To do:
Your answer must consist solely of the number of lines that contain the word "kitų".

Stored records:
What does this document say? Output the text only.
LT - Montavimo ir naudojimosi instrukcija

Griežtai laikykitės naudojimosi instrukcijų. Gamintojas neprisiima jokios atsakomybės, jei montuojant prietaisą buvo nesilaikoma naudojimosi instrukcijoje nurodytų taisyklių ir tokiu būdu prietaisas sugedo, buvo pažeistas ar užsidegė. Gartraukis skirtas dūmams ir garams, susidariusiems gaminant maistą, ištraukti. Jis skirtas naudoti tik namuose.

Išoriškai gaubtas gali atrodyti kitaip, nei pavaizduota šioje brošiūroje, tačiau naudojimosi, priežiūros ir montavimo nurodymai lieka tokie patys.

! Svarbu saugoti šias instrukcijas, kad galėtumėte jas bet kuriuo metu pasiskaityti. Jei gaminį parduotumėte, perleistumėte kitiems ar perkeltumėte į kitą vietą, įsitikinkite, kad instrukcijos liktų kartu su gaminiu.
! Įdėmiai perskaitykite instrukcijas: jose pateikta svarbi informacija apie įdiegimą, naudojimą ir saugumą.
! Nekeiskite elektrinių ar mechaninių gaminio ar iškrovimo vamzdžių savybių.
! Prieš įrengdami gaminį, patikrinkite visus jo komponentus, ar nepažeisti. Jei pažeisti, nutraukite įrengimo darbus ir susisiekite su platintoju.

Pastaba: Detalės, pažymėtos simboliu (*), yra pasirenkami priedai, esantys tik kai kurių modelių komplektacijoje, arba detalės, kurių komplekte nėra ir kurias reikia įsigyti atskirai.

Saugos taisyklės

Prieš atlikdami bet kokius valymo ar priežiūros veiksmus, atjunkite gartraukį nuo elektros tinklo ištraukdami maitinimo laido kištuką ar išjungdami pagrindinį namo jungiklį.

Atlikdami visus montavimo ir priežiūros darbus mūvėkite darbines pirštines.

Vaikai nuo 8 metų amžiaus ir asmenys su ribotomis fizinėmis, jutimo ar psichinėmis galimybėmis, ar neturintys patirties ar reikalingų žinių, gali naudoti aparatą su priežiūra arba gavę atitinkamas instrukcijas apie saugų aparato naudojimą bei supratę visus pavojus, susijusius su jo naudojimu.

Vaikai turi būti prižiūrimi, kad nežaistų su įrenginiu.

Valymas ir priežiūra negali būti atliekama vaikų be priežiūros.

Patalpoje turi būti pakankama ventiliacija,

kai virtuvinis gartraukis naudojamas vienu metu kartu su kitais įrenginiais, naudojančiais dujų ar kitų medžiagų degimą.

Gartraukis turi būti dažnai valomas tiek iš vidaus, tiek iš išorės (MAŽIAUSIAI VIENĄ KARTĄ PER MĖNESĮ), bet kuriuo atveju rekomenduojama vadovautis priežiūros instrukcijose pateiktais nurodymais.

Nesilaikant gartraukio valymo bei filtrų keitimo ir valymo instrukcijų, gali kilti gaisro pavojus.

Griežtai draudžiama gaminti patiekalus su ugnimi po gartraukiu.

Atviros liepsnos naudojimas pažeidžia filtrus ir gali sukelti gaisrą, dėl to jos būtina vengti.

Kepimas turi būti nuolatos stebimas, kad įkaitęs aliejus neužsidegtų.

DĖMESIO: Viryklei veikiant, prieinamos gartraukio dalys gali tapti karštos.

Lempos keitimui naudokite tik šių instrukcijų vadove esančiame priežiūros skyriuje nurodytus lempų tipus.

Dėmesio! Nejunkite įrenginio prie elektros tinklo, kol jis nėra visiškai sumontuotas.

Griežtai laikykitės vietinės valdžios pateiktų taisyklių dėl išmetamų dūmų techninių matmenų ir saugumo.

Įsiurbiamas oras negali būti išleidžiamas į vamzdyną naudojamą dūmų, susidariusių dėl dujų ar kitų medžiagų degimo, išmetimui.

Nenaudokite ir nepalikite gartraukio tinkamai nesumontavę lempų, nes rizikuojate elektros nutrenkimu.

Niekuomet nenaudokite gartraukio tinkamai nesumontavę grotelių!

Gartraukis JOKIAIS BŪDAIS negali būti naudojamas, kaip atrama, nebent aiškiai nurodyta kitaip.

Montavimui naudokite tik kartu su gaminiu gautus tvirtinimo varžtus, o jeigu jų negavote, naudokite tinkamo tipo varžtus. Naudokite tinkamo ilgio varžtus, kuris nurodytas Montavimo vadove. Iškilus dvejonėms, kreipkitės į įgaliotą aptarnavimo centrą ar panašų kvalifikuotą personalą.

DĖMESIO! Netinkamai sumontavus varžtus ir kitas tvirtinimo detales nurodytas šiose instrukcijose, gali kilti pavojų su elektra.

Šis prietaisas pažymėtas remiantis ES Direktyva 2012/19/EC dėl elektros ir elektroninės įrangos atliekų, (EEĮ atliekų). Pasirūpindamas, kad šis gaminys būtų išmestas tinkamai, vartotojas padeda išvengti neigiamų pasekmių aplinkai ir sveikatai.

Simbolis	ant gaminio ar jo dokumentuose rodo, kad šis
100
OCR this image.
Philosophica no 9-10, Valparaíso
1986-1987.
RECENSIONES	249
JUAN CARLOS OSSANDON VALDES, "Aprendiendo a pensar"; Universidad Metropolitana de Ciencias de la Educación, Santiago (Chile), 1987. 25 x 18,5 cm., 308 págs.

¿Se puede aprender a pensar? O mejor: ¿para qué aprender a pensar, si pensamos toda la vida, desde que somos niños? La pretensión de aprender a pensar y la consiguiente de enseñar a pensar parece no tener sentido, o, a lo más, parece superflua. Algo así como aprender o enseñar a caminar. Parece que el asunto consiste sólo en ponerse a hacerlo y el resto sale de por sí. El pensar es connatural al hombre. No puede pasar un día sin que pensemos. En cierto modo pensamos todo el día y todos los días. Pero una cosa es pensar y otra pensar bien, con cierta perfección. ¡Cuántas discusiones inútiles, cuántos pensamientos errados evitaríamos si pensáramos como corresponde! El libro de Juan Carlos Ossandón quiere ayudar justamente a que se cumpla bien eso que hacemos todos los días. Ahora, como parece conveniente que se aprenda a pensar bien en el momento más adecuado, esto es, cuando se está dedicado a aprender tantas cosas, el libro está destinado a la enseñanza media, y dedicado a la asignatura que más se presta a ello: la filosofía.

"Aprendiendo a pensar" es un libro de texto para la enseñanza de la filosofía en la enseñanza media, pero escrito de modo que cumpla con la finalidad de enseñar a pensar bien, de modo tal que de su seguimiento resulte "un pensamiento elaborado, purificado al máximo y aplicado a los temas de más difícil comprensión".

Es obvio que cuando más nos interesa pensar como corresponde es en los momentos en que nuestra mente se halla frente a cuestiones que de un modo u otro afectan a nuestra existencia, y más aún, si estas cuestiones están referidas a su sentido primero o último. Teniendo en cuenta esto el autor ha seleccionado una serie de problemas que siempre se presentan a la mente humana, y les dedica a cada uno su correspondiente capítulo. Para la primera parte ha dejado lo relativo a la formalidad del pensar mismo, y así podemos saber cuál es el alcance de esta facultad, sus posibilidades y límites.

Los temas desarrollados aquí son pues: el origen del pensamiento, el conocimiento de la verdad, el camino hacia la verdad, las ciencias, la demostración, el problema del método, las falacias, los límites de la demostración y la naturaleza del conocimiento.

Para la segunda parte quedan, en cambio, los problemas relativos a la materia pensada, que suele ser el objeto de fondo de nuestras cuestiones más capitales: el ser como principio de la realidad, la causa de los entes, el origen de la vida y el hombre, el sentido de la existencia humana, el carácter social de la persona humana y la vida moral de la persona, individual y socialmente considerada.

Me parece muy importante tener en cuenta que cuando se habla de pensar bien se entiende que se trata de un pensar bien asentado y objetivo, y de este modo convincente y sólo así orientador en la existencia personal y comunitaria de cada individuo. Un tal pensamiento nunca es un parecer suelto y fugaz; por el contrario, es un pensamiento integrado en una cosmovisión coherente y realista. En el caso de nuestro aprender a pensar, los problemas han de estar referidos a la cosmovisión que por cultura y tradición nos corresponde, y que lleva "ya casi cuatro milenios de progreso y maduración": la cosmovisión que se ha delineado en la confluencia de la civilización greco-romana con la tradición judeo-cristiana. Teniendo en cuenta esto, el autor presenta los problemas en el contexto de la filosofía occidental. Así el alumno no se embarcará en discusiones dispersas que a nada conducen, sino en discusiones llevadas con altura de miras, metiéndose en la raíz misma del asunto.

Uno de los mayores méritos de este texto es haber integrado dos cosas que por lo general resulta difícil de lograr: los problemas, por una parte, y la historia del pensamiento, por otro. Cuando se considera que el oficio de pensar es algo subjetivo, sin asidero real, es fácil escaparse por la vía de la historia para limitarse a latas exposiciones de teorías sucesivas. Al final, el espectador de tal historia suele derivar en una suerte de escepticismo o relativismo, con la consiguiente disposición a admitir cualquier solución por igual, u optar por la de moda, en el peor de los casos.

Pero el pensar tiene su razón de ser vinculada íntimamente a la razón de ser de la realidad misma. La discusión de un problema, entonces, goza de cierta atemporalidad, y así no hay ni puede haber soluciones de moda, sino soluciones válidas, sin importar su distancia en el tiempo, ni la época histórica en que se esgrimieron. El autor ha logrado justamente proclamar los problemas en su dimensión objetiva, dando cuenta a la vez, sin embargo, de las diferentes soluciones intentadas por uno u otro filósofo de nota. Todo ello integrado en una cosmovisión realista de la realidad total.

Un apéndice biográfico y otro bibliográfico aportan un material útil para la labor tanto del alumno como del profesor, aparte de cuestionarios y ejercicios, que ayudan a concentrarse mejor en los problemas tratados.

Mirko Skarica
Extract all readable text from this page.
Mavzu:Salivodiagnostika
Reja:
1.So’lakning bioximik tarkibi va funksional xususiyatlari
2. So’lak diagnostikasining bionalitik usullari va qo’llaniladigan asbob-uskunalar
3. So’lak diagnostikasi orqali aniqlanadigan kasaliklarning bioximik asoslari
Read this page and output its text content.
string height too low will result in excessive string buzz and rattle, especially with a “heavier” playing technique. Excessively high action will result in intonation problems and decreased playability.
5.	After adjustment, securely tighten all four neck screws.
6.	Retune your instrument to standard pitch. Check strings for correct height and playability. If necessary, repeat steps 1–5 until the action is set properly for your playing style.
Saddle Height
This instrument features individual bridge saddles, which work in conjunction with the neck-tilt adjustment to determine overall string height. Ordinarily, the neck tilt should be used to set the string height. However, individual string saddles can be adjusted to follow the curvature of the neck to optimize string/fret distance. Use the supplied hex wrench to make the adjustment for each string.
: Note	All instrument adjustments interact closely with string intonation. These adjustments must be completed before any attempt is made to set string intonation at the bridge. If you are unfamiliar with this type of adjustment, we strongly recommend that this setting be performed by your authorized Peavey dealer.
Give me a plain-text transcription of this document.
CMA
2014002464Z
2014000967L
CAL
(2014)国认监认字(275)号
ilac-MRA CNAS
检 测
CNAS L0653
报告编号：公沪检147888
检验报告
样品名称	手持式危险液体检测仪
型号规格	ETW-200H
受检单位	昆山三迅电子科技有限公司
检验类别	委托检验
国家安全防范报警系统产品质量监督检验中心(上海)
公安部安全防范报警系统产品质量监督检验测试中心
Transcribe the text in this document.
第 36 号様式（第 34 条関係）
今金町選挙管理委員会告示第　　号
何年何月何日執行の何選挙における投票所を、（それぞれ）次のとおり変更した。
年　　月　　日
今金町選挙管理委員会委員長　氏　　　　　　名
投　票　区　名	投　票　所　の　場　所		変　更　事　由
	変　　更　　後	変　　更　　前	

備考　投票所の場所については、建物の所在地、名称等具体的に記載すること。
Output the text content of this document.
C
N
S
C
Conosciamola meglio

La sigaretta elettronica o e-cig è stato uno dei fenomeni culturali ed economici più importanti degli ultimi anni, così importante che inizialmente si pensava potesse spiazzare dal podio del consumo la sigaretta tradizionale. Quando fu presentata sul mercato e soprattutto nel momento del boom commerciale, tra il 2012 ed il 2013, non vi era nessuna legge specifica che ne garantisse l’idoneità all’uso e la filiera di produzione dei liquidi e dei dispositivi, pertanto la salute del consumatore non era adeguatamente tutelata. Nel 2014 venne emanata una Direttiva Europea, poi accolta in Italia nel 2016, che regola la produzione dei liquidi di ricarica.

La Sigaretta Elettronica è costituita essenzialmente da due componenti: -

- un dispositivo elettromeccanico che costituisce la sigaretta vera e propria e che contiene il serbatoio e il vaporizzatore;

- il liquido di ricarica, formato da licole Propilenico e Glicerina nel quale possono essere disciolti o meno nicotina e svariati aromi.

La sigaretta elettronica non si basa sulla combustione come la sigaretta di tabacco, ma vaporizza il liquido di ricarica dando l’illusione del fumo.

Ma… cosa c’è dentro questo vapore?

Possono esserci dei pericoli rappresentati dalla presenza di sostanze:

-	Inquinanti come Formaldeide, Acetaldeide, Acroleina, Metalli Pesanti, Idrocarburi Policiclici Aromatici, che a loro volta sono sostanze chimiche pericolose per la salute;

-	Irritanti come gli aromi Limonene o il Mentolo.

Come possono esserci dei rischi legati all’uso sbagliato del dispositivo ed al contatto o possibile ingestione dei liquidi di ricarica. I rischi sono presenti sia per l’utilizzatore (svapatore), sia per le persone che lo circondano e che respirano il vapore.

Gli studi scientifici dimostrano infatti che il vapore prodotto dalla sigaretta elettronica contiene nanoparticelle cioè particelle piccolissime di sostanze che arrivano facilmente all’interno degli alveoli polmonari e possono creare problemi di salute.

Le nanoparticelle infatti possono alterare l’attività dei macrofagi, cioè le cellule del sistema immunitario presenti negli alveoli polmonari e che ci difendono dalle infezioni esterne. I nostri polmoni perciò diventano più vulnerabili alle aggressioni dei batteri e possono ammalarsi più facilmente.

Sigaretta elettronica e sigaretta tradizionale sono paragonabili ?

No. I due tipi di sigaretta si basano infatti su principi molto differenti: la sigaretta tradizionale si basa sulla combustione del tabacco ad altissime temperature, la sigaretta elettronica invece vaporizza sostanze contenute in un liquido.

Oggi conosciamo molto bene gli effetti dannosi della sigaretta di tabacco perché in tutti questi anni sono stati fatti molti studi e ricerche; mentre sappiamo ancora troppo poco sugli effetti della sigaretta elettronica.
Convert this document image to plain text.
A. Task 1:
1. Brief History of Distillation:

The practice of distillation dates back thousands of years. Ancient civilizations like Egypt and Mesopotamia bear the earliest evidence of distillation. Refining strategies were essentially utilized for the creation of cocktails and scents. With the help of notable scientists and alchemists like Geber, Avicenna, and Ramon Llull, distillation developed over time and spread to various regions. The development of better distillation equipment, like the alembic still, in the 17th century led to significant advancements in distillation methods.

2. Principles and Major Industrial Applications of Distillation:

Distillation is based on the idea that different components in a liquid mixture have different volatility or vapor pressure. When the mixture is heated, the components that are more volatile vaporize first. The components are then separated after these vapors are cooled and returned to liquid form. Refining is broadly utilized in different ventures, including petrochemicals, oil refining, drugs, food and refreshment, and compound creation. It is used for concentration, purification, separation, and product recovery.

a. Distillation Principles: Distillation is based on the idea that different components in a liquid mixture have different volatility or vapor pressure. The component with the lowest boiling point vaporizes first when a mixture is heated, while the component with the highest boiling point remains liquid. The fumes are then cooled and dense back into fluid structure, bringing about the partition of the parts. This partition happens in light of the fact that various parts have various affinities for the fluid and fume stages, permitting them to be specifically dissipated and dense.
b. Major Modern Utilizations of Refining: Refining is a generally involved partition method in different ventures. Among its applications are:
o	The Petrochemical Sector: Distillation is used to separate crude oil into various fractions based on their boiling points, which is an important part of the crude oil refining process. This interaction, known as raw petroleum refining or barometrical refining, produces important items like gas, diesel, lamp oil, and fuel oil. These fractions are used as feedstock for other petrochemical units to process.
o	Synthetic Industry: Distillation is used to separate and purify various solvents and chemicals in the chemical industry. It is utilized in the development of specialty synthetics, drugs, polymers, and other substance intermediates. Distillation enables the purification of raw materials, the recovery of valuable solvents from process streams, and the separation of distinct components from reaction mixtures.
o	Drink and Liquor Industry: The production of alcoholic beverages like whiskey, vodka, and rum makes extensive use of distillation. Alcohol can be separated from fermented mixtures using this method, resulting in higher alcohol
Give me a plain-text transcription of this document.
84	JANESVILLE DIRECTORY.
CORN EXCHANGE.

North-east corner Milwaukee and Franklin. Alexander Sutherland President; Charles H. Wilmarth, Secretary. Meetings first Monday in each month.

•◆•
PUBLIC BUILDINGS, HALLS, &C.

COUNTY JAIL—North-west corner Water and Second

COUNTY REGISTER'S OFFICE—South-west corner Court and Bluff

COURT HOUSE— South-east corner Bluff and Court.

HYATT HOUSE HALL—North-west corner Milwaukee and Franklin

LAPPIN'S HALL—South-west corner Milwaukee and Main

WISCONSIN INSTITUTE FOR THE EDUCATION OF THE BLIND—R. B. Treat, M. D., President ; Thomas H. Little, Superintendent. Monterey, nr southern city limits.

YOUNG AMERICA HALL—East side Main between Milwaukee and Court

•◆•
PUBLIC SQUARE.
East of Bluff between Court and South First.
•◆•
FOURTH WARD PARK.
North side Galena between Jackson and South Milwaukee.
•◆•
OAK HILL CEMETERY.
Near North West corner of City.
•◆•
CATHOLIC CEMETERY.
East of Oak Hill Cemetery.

Response:
2